**The request**
With the pictures left out, copy the listing below exactly.

**Material for this exercise**
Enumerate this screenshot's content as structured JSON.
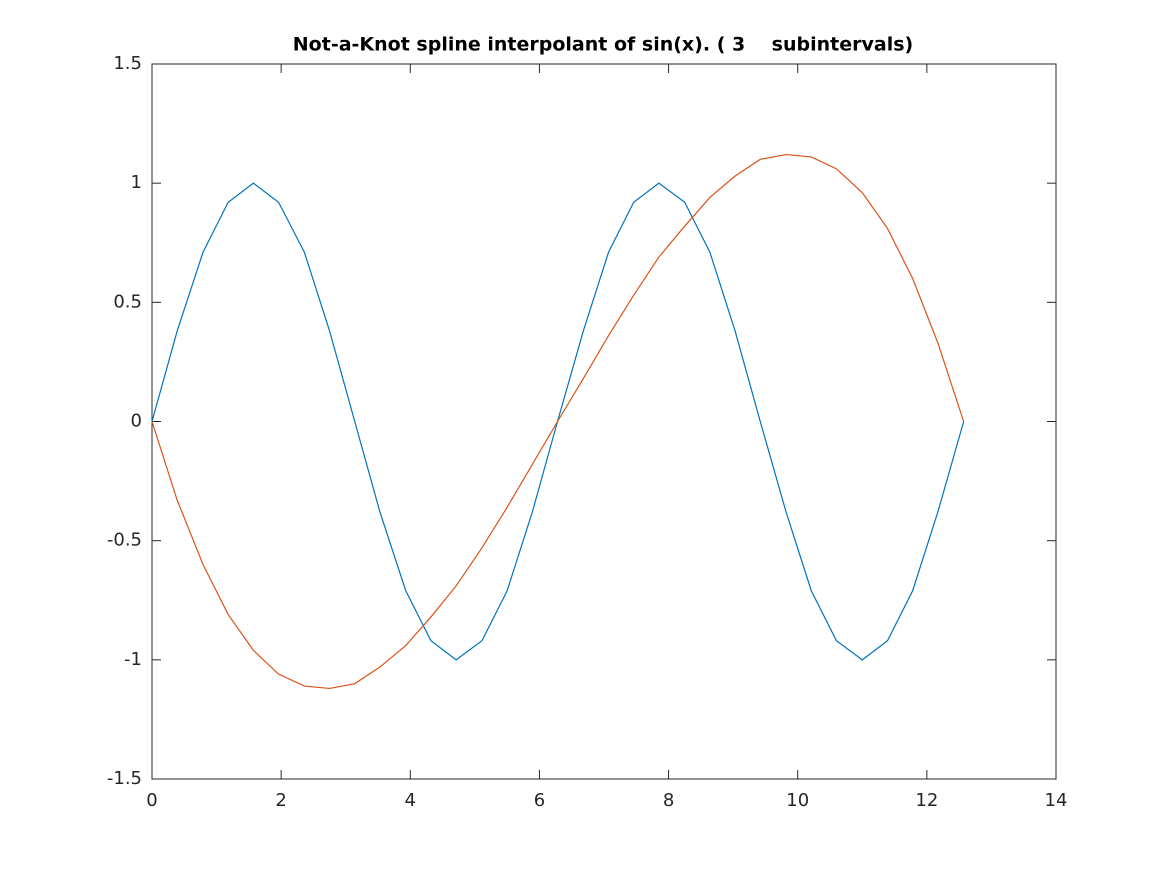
{
  "chart_data": {
    "type": "line",
    "title": "Not-a-Knot spline interpolant of sin(x). ( 3    subintervals)",
    "x": [
      0,
      0.39,
      0.79,
      1.18,
      1.57,
      1.96,
      2.36,
      2.75,
      3.14,
      3.53,
      3.93,
      4.32,
      4.71,
      5.11,
      5.5,
      5.89,
      6.28,
      6.68,
      7.07,
      7.46,
      7.85,
      8.25,
      8.64,
      9.03,
      9.42,
      9.82,
      10.21,
      10.6,
      11.0,
      11.39,
      11.78,
      12.17,
      12.57
    ],
    "series": [
      {
        "color": "#0072bd",
        "values": [
          0,
          0.38,
          0.71,
          0.92,
          1,
          0.92,
          0.71,
          0.38,
          0,
          -0.38,
          -0.71,
          -0.92,
          -1,
          -0.92,
          -0.71,
          -0.38,
          0,
          0.38,
          0.71,
          0.92,
          1,
          0.92,
          0.71,
          0.38,
          0,
          -0.38,
          -0.71,
          -0.92,
          -1,
          -0.92,
          -0.71,
          -0.38,
          0
        ]
      },
      {
        "color": "#d95319",
        "values": [
          0,
          -0.33,
          -0.6,
          -0.81,
          -0.96,
          -1.06,
          -1.11,
          -1.12,
          -1.1,
          -1.03,
          -0.94,
          -0.82,
          -0.69,
          -0.53,
          -0.36,
          -0.18,
          0,
          0.18,
          0.36,
          0.53,
          0.69,
          0.82,
          0.94,
          1.03,
          1.1,
          1.12,
          1.11,
          1.06,
          0.96,
          0.81,
          0.6,
          0.33,
          0
        ]
      }
    ],
    "xlim": [
      0,
      14
    ],
    "xticks": [
      0,
      2,
      4,
      6,
      8,
      10,
      12,
      14
    ],
    "ylim": [
      -1.5,
      1.5
    ],
    "yticks": [
      -1.5,
      -1,
      -0.5,
      0,
      0.5,
      1,
      1.5
    ],
    "grid": false
  }
}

**Written answer**
Enumerate this screenshot's content as structured JSON.
{
  "chart_data": {
    "type": "line",
    "title": "Not-a-Knot spline interpolant of sin(x). ( 3    subintervals)",
    "x": [
      0,
      0.39,
      0.79,
      1.18,
      1.57,
      1.96,
      2.36,
      2.75,
      3.14,
      3.53,
      3.93,
      4.32,
      4.71,
      5.11,
      5.5,
      5.89,
      6.28,
      6.68,
      7.07,
      7.46,
      7.85,
      8.25,
      8.64,
      9.03,
      9.42,
      9.82,
      10.21,
      10.6,
      11.0,
      11.39,
      11.78,
      12.17,
      12.57
    ],
    "series": [
      {
        "color": "#0072bd",
        "values": [
          0,
          0.38,
          0.71,
          0.92,
          1,
          0.92,
          0.71,
          0.38,
          0,
          -0.38,
          -0.71,
          -0.92,
          -1,
          -0.92,
          -0.71,
          -0.38,
          0,
          0.38,
          0.71,
          0.92,
          1,
          0.92,
          0.71,
          0.38,
          0,
          -0.38,
          -0.71,
          -0.92,
          -1,
          -0.92,
          -0.71,
          -0.38,
          0
        ]
      },
      {
        "color": "#d95319",
        "values": [
          0,
          -0.33,
          -0.6,
          -0.81,
          -0.96,
          -1.06,
          -1.11,
          -1.12,
          -1.1,
          -1.03,
          -0.94,
          -0.82,
          -0.69,
          -0.53,
          -0.36,
          -0.18,
          0,
          0.18,
          0.36,
          0.53,
          0.69,
          0.82,
          0.94,
          1.03,
          1.1,
          1.12,
          1.11,
          1.06,
          0.96,
          0.81,
          0.6,
          0.33,
          0
        ]
      }
    ],
    "xlim": [
      0,
      14
    ],
    "xticks": [
      0,
      2,
      4,
      6,
      8,
      10,
      12,
      14
    ],
    "ylim": [
      -1.5,
      1.5
    ],
    "yticks": [
      -1.5,
      -1,
      -0.5,
      0,
      0.5,
      1,
      1.5
    ],
    "grid": false
  }
}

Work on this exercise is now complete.